* **Material to process**:
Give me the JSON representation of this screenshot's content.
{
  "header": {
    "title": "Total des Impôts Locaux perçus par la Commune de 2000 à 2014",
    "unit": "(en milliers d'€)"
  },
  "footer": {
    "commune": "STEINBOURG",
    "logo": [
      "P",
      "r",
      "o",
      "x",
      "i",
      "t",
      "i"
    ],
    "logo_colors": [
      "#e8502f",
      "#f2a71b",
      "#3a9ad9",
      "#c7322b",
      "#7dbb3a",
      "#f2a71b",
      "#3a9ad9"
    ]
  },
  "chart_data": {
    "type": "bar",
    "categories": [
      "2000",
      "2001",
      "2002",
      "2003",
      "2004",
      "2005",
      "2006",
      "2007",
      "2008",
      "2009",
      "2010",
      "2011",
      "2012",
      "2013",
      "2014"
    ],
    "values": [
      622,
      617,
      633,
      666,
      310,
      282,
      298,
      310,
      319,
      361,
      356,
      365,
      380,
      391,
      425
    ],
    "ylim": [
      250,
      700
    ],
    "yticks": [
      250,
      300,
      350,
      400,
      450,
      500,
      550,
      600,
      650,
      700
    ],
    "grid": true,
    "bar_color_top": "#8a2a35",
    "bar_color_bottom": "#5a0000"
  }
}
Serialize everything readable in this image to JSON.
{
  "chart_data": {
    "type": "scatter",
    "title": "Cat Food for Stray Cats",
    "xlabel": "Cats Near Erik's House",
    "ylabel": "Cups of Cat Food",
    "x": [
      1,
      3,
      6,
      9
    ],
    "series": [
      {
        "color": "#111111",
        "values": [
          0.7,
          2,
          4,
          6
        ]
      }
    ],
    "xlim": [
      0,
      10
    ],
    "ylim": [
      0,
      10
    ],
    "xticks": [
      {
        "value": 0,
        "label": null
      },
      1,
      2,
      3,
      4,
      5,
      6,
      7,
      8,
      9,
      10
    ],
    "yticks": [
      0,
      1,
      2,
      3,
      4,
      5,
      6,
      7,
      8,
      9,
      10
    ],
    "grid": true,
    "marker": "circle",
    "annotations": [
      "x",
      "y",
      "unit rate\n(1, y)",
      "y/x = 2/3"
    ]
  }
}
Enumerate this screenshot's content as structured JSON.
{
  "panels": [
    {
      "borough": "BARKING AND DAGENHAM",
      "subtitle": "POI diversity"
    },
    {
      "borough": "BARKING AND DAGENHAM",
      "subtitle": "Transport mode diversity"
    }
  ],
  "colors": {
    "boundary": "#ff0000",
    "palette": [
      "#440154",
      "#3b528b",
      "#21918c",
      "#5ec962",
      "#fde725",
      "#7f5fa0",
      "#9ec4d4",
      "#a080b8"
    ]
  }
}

* **The problem**:
Look through the records above and report how many lines hold the word "screenshot", giving only the number.

* **In response**:
2